## Sezione di testo
Insomma. Siamo amanti del cibo e della buona tavola. Non possiamo negarlo. Non con quelle guance pienotte e la bocca unta d'olio, che a stento riesce a stare chiusa.

Tra tutti i cibi di strada siciliani “u pani câ meusa”, che i continentali si ostinano a chiamare “il pane con la milza”, alligna le sue radici nella tradizione palermitana. Si tratta infatti di un piatto esclusivamente locale. E per questo andrebbe pronunciato diversamente. La parola “meusa” la si dovrebbe pronunciare “mievusa”, con un “ie” infinito (“Palermo, la città dei vocalizzi interminabili” – lol).

Ma che cosa è il panino con la milza?


Si tratta di una pagnotta tonda (in dialetto la “vastella”) sopra la quale è spolverato del sesamo. La si apre a metà; si toglie la mollica in eccesso e poi si farcisce con pezzetti di milza e/o polmone di vitello precedentemente bolliti, fatti a pezzetti e poi soffritti velocemente nella sugna.

Ad ulteriore condimento spesso viene aggiunto del caciocavallo grattugiato o del limone o della ricotta. In quest'ultimo caso il pane con la milza palermitano viene definito “maritatu”, che in dialetto starebbe per “sposato”, e cioè che si accompagna a qualcos'altro.

Per realizzare “u pani câ meusa” non serve molto.

[Dati sui riquadri degli elementi]
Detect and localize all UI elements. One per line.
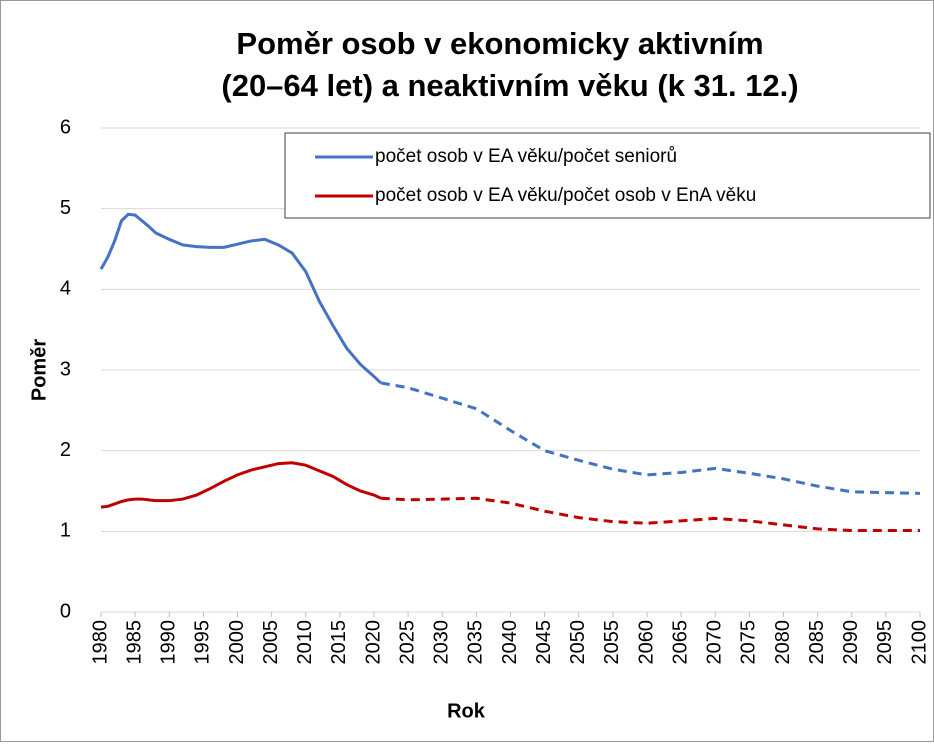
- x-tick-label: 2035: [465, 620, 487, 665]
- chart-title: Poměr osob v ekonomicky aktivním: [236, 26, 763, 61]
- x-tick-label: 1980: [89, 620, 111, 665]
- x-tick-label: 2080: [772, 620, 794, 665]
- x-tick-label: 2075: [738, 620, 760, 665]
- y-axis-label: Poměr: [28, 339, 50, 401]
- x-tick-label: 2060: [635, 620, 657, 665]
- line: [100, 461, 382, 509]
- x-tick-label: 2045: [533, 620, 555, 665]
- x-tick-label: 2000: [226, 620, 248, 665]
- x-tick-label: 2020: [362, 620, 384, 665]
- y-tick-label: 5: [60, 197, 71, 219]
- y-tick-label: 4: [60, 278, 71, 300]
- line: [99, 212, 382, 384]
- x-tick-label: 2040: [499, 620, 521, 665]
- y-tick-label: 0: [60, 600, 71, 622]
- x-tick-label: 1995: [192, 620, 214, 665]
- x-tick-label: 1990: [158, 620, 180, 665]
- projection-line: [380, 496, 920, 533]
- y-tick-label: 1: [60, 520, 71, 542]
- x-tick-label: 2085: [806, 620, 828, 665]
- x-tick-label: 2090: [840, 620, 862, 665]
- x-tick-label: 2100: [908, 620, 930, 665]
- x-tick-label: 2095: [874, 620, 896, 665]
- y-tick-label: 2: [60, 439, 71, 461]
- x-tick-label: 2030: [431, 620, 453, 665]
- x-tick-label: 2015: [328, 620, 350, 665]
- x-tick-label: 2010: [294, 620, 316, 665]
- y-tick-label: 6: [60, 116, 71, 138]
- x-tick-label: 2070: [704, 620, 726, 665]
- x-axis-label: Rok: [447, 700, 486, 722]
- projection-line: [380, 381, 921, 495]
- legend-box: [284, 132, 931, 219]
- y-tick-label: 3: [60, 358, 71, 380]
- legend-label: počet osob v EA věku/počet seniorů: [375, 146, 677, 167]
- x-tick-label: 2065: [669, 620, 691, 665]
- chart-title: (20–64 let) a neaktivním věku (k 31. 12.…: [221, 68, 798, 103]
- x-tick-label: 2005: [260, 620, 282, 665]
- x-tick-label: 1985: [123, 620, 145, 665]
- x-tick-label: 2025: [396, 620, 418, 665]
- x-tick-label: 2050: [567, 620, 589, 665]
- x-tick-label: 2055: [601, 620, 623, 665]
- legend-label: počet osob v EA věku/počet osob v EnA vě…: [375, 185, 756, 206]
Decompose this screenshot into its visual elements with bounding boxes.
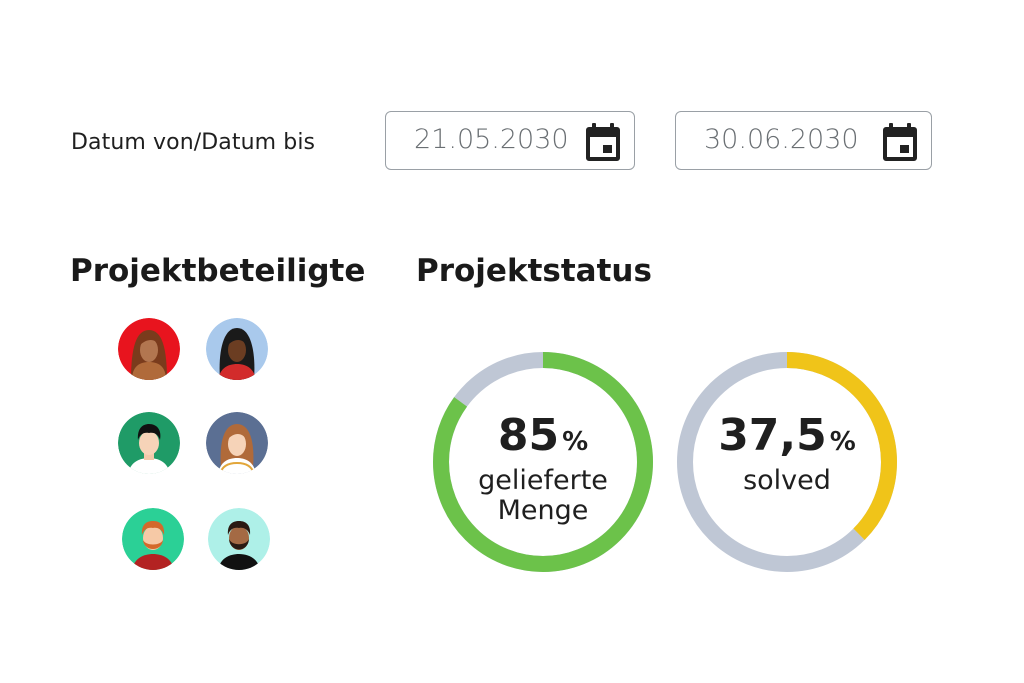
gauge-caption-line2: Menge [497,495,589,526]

## Esercizio scritto 1
Traduci in inglese questa frase del testo sul pane con la milza: "Si tratta infatti di un piatto esclusivamente locale."
## Esercizio scritto 2
Prosegui in italiano il testo sul pane con la milza, partendo dopo l'ultima frase.

## Risposta 1
It is in fact an exclusively local dish.

## Risposta 2
Il tipico meusaru (colui che vende il panino summenzionato) abbisogna soltanto di una pentola inclinata, nella quale friggere lo strutto (per tenerlo caldo) mentre in alto la carne attende che l'acquirente si faccia avanti.

Ma quando e come nasce il pane con la milza?

Non vi è nulla di certo, ma sembra che il pane con la milza risalga al medioevo.
A quell'epoca, infatti, gli ebrei palermitani che lavoravano come macellai non potevano percepire del denaro per quello che facevano. Quindi, come ricompensa, pensarono di trattenere le interiora dei vitelli uccisi per poi rivenderli come farcitura assieme al pane ed il formaggio.

A quanto pare il panino che ne venne fuori ebbe una notevole presa sul popolo. Tanto che, quando Ferdinando 2 di Aragona cacciò gli ebrei da Palermo, i caciottari continuarono la tradizione.